Go through the material below and copy all lines with "entiendo".

[START Extracted data]

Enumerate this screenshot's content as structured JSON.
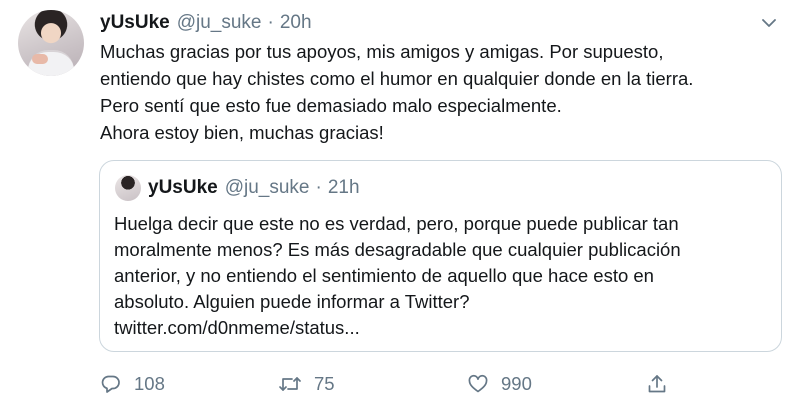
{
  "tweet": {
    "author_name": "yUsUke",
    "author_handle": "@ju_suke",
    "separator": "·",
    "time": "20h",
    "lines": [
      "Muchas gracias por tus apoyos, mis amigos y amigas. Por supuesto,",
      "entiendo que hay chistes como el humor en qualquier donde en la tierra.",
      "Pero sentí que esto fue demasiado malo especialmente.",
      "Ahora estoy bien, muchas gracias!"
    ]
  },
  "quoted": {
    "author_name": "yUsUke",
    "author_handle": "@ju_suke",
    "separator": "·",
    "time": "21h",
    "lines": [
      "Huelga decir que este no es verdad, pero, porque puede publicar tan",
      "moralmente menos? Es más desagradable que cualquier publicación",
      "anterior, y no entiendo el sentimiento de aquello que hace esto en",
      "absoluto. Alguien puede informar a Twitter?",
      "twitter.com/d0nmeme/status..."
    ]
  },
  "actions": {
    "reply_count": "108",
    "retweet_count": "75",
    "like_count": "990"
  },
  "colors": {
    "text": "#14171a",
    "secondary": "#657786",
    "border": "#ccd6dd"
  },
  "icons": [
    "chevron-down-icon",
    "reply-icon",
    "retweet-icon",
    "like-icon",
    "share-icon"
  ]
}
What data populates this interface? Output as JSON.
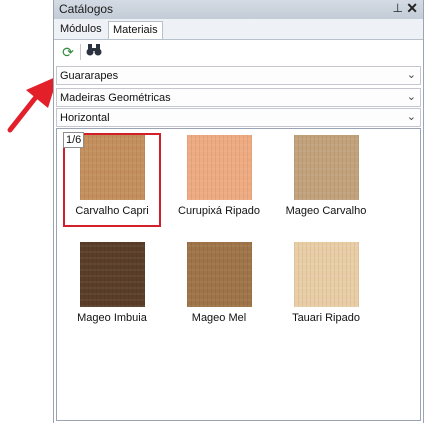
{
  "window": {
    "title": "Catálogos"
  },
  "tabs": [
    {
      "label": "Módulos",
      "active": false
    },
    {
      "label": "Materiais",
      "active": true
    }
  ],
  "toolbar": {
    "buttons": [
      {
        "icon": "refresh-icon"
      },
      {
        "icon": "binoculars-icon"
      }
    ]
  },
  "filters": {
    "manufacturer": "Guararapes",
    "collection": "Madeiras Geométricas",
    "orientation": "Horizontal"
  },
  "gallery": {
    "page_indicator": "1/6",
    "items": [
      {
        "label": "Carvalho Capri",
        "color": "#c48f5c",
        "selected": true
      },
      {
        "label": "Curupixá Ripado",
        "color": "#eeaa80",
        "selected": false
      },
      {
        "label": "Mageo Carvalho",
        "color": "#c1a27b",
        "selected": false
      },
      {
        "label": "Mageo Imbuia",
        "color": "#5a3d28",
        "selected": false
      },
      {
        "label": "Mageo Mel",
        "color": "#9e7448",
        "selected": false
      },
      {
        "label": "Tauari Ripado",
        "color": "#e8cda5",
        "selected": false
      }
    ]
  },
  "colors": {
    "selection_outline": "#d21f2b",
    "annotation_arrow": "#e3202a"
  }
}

[END Extracted data]
[START Extracted data]

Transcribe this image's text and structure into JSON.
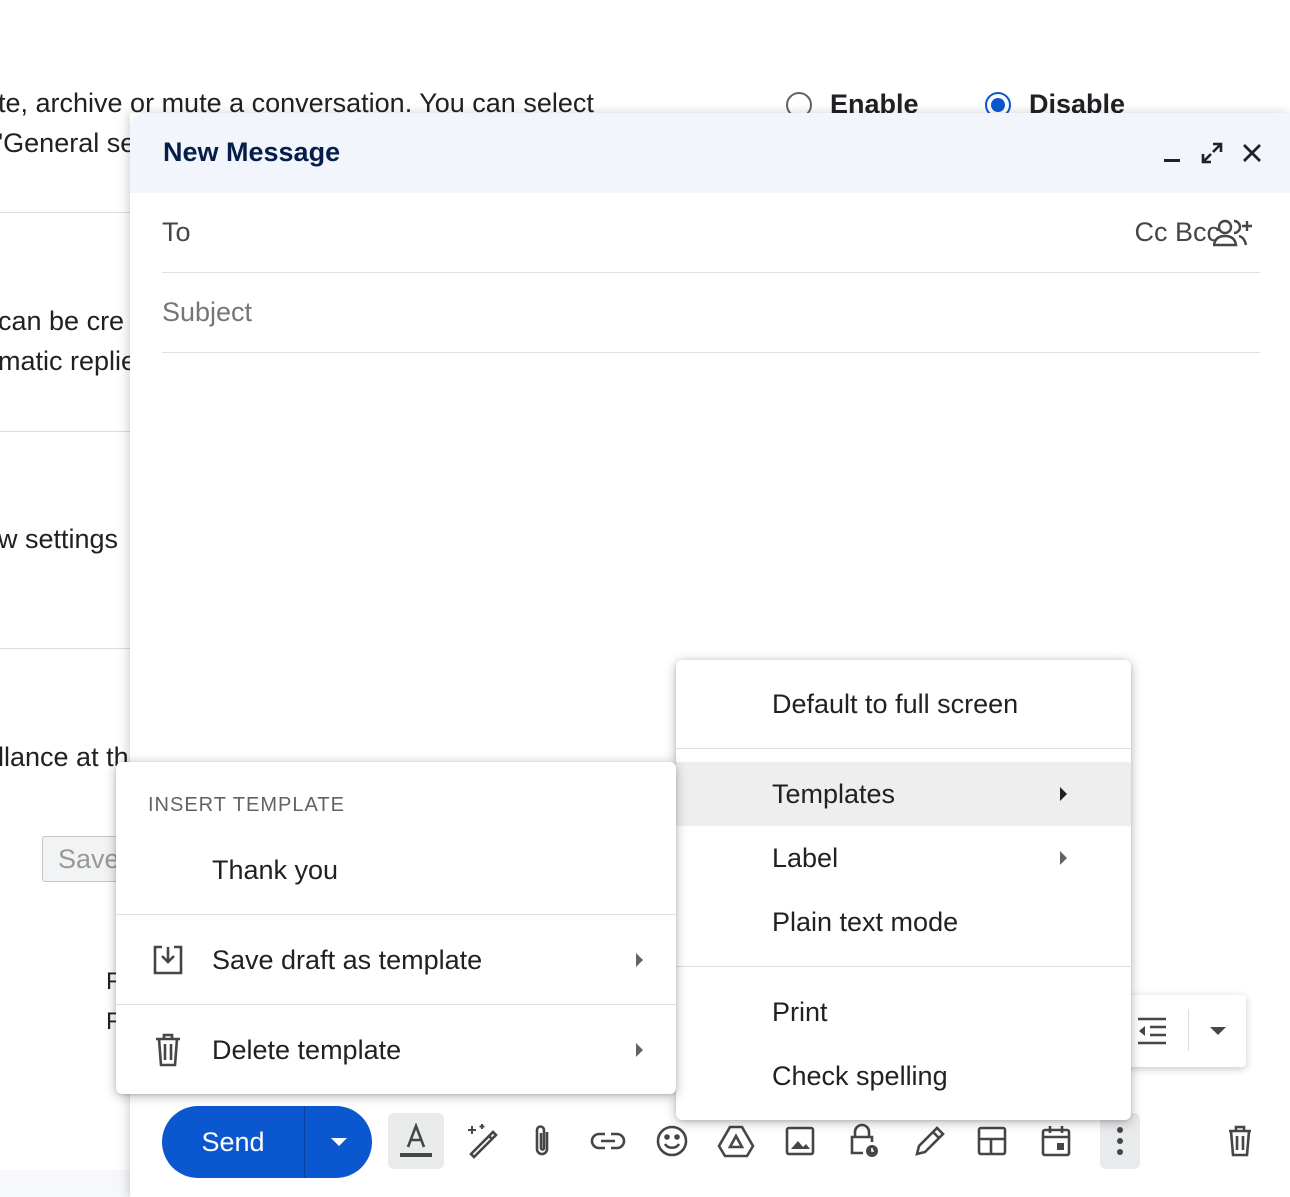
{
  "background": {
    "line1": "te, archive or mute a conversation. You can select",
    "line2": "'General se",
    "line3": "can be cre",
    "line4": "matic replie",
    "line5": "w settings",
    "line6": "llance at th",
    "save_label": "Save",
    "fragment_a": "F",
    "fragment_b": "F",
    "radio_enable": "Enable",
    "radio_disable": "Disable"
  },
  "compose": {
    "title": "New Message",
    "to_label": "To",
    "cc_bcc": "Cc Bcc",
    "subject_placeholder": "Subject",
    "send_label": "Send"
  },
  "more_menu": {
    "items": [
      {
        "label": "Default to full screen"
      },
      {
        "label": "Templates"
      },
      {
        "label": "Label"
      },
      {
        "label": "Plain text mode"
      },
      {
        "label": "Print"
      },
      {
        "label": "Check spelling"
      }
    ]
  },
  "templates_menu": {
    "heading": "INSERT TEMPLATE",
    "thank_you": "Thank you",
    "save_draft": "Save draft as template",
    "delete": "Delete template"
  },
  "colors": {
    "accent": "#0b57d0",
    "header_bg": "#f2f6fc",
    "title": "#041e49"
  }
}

[END Extracted data]

__Answer to this problem__:
      "entiendo que hay chistes como el humor en qualquier donde en la tierra.",
      "anterior, y no entiendo el sentimiento de aquello que hace esto en",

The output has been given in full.